[Excerpted data start]

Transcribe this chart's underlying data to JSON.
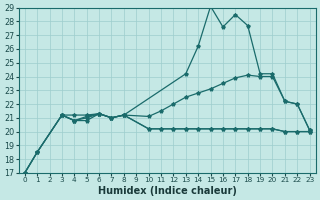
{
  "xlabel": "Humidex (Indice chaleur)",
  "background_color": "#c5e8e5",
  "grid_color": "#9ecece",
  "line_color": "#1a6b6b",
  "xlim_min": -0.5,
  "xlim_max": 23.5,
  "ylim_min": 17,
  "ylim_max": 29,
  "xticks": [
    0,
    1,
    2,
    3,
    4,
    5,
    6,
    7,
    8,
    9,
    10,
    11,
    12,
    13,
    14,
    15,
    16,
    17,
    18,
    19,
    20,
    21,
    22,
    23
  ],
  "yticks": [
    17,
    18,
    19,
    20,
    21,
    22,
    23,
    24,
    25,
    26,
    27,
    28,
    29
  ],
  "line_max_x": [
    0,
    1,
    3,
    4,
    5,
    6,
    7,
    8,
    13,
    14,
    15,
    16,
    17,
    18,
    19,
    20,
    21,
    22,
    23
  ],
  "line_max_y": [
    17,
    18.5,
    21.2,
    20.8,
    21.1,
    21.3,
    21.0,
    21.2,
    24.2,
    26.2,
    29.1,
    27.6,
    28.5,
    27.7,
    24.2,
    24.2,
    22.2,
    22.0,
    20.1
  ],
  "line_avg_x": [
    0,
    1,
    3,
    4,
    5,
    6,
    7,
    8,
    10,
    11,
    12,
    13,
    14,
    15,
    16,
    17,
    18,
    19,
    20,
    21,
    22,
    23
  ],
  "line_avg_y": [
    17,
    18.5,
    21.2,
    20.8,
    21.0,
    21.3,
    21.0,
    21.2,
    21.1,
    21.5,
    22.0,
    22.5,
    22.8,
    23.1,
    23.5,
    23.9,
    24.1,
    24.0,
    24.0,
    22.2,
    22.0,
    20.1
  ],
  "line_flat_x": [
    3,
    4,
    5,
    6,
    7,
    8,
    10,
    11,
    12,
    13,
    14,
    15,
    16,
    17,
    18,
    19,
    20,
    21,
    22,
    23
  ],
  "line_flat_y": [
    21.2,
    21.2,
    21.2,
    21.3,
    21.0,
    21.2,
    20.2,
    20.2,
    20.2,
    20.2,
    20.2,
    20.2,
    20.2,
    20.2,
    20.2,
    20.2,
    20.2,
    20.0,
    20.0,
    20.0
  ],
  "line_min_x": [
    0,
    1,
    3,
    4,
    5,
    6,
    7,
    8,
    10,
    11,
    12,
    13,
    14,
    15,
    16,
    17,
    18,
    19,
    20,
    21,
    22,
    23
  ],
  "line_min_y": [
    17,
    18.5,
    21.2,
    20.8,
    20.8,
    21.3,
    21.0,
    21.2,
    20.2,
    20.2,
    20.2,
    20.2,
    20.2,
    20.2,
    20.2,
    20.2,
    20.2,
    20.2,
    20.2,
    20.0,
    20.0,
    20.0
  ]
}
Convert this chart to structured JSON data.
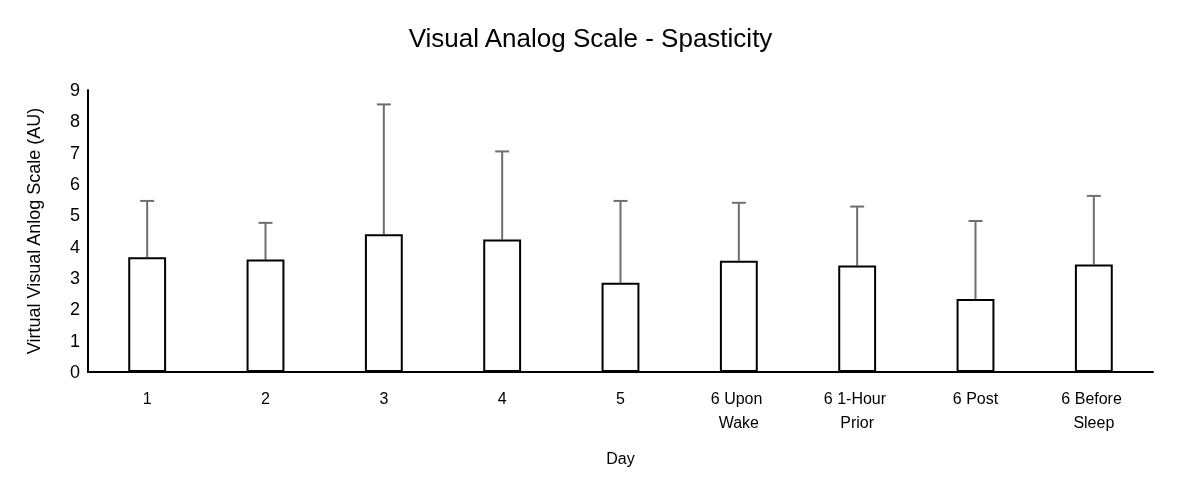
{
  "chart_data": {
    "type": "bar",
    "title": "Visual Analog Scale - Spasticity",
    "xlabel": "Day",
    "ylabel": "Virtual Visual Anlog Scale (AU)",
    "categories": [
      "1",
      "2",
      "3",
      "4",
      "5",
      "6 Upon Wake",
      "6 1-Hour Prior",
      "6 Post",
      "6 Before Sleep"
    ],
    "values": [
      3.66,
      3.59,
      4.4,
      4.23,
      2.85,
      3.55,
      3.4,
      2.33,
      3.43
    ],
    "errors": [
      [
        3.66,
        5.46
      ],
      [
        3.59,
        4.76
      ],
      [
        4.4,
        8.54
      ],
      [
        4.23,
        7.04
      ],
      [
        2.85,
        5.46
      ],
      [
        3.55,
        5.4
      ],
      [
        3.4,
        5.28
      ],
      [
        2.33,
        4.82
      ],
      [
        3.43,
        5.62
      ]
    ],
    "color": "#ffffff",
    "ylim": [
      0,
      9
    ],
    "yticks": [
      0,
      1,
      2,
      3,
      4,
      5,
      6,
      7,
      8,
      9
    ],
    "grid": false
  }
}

[Excerpted data end]

Exercise:
Exclude the pictures and transcribe all of the entries exactly.

Finished task:
Transcribe this chart's underlying data to JSON.
{
  "xlabel": "Humidex (Indice chaleur)",
  "background_color": "#c5e8e5",
  "grid_color": "#9ecece",
  "line_color": "#1a6b6b",
  "xlim_min": -0.5,
  "xlim_max": 23.5,
  "ylim_min": 17,
  "ylim_max": 29,
  "xticks": [
    0,
    1,
    2,
    3,
    4,
    5,
    6,
    7,
    8,
    9,
    10,
    11,
    12,
    13,
    14,
    15,
    16,
    17,
    18,
    19,
    20,
    21,
    22,
    23
  ],
  "yticks": [
    17,
    18,
    19,
    20,
    21,
    22,
    23,
    24,
    25,
    26,
    27,
    28,
    29
  ],
  "line_max_x": [
    0,
    1,
    3,
    4,
    5,
    6,
    7,
    8,
    13,
    14,
    15,
    16,
    17,
    18,
    19,
    20,
    21,
    22,
    23
  ],
  "line_max_y": [
    17,
    18.5,
    21.2,
    20.8,
    21.1,
    21.3,
    21.0,
    21.2,
    24.2,
    26.2,
    29.1,
    27.6,
    28.5,
    27.7,
    24.2,
    24.2,
    22.2,
    22.0,
    20.1
  ],
  "line_avg_x": [
    0,
    1,
    3,
    4,
    5,
    6,
    7,
    8,
    10,
    11,
    12,
    13,
    14,
    15,
    16,
    17,
    18,
    19,
    20,
    21,
    22,
    23
  ],
  "line_avg_y": [
    17,
    18.5,
    21.2,
    20.8,
    21.0,
    21.3,
    21.0,
    21.2,
    21.1,
    21.5,
    22.0,
    22.5,
    22.8,
    23.1,
    23.5,
    23.9,
    24.1,
    24.0,
    24.0,
    22.2,
    22.0,
    20.1
  ],
  "line_flat_x": [
    3,
    4,
    5,
    6,
    7,
    8,
    10,
    11,
    12,
    13,
    14,
    15,
    16,
    17,
    18,
    19,
    20,
    21,
    22,
    23
  ],
  "line_flat_y": [
    21.2,
    21.2,
    21.2,
    21.3,
    21.0,
    21.2,
    20.2,
    20.2,
    20.2,
    20.2,
    20.2,
    20.2,
    20.2,
    20.2,
    20.2,
    20.2,
    20.2,
    20.0,
    20.0,
    20.0
  ],
  "line_min_x": [
    0,
    1,
    3,
    4,
    5,
    6,
    7,
    8,
    10,
    11,
    12,
    13,
    14,
    15,
    16,
    17,
    18,
    19,
    20,
    21,
    22,
    23
  ],
  "line_min_y": [
    17,
    18.5,
    21.2,
    20.8,
    20.8,
    21.3,
    21.0,
    21.2,
    20.2,
    20.2,
    20.2,
    20.2,
    20.2,
    20.2,
    20.2,
    20.2,
    20.2,
    20.2,
    20.2,
    20.0,
    20.0,
    20.0
  ]
}
Convert this chart to structured JSON data.
{
  "chart_data": {
    "type": "bar",
    "title": "Visual Analog Scale - Spasticity",
    "xlabel": "Day",
    "ylabel": "Virtual Visual Anlog Scale (AU)",
    "categories": [
      "1",
      "2",
      "3",
      "4",
      "5",
      "6 Upon Wake",
      "6 1-Hour Prior",
      "6 Post",
      "6 Before Sleep"
    ],
    "values": [
      3.66,
      3.59,
      4.4,
      4.23,
      2.85,
      3.55,
      3.4,
      2.33,
      3.43
    ],
    "errors": [
      [
        3.66,
        5.46
      ],
      [
        3.59,
        4.76
      ],
      [
        4.4,
        8.54
      ],
      [
        4.23,
        7.04
      ],
      [
        2.85,
        5.46
      ],
      [
        3.55,
        5.4
      ],
      [
        3.4,
        5.28
      ],
      [
        2.33,
        4.82
      ],
      [
        3.43,
        5.62
      ]
    ],
    "color": "#ffffff",
    "ylim": [
      0,
      9
    ],
    "yticks": [
      0,
      1,
      2,
      3,
      4,
      5,
      6,
      7,
      8,
      9
    ],
    "grid": false
  }
}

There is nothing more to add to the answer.